*WHAT THE TASK ASKS*:
Without the pictures, can you quote each line below exactly?

*SUPPLIED INFORMATION*:
• • • • • • •

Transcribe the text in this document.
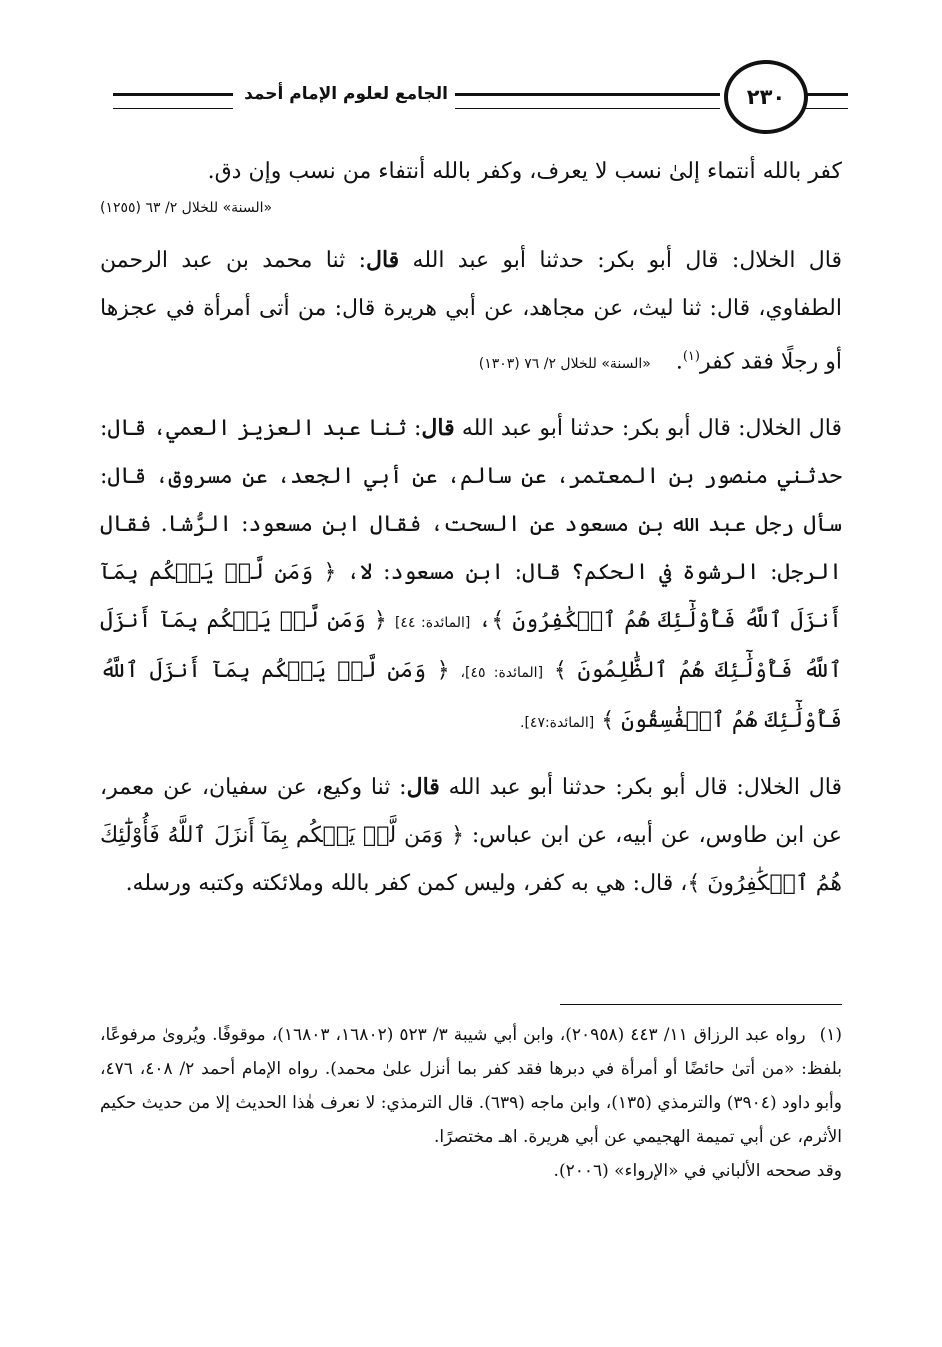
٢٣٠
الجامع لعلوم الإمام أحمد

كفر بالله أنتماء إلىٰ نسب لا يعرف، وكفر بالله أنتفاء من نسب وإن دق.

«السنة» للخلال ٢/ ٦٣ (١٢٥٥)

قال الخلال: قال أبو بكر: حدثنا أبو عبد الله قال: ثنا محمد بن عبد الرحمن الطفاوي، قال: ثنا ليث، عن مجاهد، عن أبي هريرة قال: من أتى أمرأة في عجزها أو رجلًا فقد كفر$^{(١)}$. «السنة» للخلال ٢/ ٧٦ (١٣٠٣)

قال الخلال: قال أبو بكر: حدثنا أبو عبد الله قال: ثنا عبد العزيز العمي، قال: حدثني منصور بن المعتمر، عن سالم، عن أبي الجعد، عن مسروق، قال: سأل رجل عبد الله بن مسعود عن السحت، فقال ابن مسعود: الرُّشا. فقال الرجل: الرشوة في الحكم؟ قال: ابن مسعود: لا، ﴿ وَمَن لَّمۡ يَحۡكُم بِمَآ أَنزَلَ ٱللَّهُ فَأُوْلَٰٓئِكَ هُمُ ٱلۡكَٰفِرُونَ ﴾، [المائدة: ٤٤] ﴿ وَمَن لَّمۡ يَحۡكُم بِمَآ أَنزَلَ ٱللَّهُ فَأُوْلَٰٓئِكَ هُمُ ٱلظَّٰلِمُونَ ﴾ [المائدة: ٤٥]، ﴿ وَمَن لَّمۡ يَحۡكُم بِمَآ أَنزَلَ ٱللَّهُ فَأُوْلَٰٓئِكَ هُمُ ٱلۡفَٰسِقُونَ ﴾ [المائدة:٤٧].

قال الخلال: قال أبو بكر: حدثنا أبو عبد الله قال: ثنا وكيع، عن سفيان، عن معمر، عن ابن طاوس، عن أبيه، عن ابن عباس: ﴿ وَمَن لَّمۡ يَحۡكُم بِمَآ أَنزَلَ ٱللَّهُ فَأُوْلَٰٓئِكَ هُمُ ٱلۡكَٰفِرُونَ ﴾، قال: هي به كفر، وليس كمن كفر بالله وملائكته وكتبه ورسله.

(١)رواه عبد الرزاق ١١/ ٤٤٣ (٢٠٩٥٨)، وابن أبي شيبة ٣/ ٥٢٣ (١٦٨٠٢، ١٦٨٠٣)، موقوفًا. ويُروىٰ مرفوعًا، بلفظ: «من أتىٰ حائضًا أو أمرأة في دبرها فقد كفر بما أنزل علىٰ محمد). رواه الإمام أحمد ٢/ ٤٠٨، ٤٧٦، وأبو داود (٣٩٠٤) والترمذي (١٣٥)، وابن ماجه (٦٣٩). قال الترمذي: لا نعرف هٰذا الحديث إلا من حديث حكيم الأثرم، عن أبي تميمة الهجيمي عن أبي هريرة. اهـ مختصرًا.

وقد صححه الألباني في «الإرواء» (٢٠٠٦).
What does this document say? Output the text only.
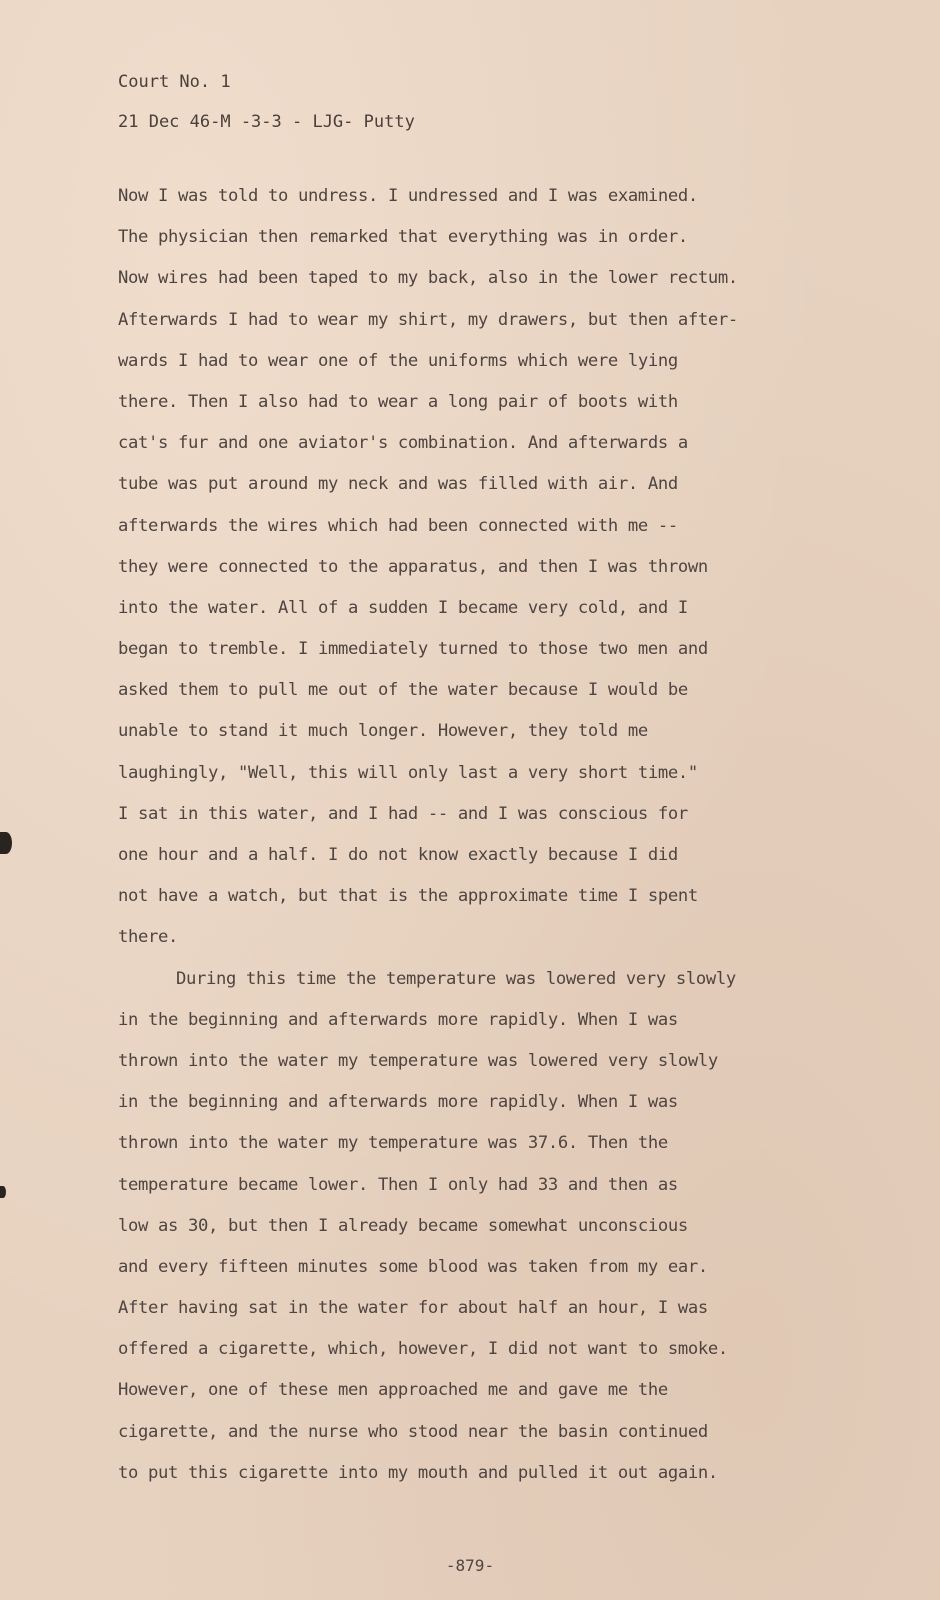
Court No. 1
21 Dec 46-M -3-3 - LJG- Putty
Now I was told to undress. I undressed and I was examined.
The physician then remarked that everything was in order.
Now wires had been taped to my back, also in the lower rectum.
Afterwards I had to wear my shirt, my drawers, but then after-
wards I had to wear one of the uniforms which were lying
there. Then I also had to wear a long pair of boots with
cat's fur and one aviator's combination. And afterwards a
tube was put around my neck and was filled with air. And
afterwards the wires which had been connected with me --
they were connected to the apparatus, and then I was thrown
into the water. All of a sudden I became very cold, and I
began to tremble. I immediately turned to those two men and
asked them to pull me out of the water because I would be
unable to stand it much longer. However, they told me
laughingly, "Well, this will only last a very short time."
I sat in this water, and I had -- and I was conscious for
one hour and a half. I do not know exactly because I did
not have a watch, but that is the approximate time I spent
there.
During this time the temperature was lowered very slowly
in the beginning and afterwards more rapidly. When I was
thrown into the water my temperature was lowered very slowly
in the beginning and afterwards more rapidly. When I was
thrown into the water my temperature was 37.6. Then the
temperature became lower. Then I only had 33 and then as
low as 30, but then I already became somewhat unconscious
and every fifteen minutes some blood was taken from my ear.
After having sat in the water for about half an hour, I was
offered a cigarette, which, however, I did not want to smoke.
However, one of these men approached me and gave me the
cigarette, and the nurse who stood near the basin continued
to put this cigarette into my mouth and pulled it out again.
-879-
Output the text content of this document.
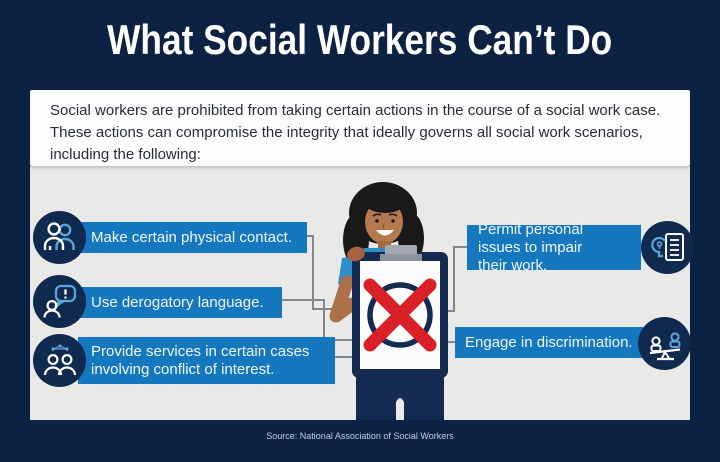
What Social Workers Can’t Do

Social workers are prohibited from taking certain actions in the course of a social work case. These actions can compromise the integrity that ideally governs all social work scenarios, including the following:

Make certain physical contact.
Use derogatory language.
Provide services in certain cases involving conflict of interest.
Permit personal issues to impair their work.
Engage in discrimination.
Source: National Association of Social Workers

• • • • • • •

*RESPONSE FOR THIS EXERCISE*:
Transcribe the text in this document.
٢٣٠
الجامع لعلوم الإمام أحمد

كفر بالله أنتماء إلىٰ نسب لا يعرف، وكفر بالله أنتفاء من نسب وإن دق.

«السنة» للخلال ٢/ ٦٣ (١٢٥٥)

قال الخلال: قال أبو بكر: حدثنا أبو عبد الله قال: ثنا محمد بن عبد الرحمن الطفاوي، قال: ثنا ليث، عن مجاهد، عن أبي هريرة قال: من أتى أمرأة في عجزها أو رجلًا فقد كفر$^{(١)}$. «السنة» للخلال ٢/ ٧٦ (١٣٠٣)

قال الخلال: قال أبو بكر: حدثنا أبو عبد الله قال: ثنا عبد العزيز العمي، قال: حدثني منصور بن المعتمر، عن سالم، عن أبي الجعد، عن مسروق، قال: سأل رجل عبد الله بن مسعود عن السحت، فقال ابن مسعود: الرُّشا. فقال الرجل: الرشوة في الحكم؟ قال: ابن مسعود: لا، ﴿ وَمَن لَّمۡ يَحۡكُم بِمَآ أَنزَلَ ٱللَّهُ فَأُوْلَٰٓئِكَ هُمُ ٱلۡكَٰفِرُونَ ﴾، [المائدة: ٤٤] ﴿ وَمَن لَّمۡ يَحۡكُم بِمَآ أَنزَلَ ٱللَّهُ فَأُوْلَٰٓئِكَ هُمُ ٱلظَّٰلِمُونَ ﴾ [المائدة: ٤٥]، ﴿ وَمَن لَّمۡ يَحۡكُم بِمَآ أَنزَلَ ٱللَّهُ فَأُوْلَٰٓئِكَ هُمُ ٱلۡفَٰسِقُونَ ﴾ [المائدة:٤٧].

قال الخلال: قال أبو بكر: حدثنا أبو عبد الله قال: ثنا وكيع، عن سفيان، عن معمر، عن ابن طاوس، عن أبيه، عن ابن عباس: ﴿ وَمَن لَّمۡ يَحۡكُم بِمَآ أَنزَلَ ٱللَّهُ فَأُوْلَٰٓئِكَ هُمُ ٱلۡكَٰفِرُونَ ﴾، قال: هي به كفر، وليس كمن كفر بالله وملائكته وكتبه ورسله.

(١)رواه عبد الرزاق ١١/ ٤٤٣ (٢٠٩٥٨)، وابن أبي شيبة ٣/ ٥٢٣ (١٦٨٠٢، ١٦٨٠٣)، موقوفًا. ويُروىٰ مرفوعًا، بلفظ: «من أتىٰ حائضًا أو أمرأة في دبرها فقد كفر بما أنزل علىٰ محمد). رواه الإمام أحمد ٢/ ٤٠٨، ٤٧٦، وأبو داود (٣٩٠٤) والترمذي (١٣٥)، وابن ماجه (٦٣٩). قال الترمذي: لا نعرف هٰذا الحديث إلا من حديث حكيم الأثرم، عن أبي تميمة الهجيمي عن أبي هريرة. اهـ مختصرًا.

وقد صححه الألباني في «الإرواء» (٢٠٠٦).
What does this document say? Output the text only.
Court No. 1
21 Dec 46-M -3-3 - LJG- Putty
Now I was told to undress. I undressed and I was examined.
The physician then remarked that everything was in order.
Now wires had been taped to my back, also in the lower rectum.
Afterwards I had to wear my shirt, my drawers, but then after-
wards I had to wear one of the uniforms which were lying
there. Then I also had to wear a long pair of boots with
cat's fur and one aviator's combination. And afterwards a
tube was put around my neck and was filled with air. And
afterwards the wires which had been connected with me --
they were connected to the apparatus, and then I was thrown
into the water. All of a sudden I became very cold, and I
began to tremble. I immediately turned to those two men and
asked them to pull me out of the water because I would be
unable to stand it much longer. However, they told me
laughingly, "Well, this will only last a very short time."
I sat in this water, and I had -- and I was conscious for
one hour and a half. I do not know exactly because I did
not have a watch, but that is the approximate time I spent
there.
During this time the temperature was lowered very slowly
in the beginning and afterwards more rapidly. When I was
thrown into the water my temperature was lowered very slowly
in the beginning and afterwards more rapidly. When I was
thrown into the water my temperature was 37.6. Then the
temperature became lower. Then I only had 33 and then as
low as 30, but then I already became somewhat unconscious
and every fifteen minutes some blood was taken from my ear.
After having sat in the water for about half an hour, I was
offered a cigarette, which, however, I did not want to smoke.
However, one of these men approached me and gave me the
cigarette, and the nurse who stood near the basin continued
to put this cigarette into my mouth and pulled it out again.
-879-
Output the text content of this document.
What Social Workers Can’t Do

Social workers are prohibited from taking certain actions in the course of a social work case. These actions can compromise the integrity that ideally governs all social work scenarios, including the following:

Make certain physical contact.
Use derogatory language.
Provide services in certain cases involving conflict of interest.
Permit personal issues to impair their work.
Engage in discrimination.
Source: National Association of Social Workers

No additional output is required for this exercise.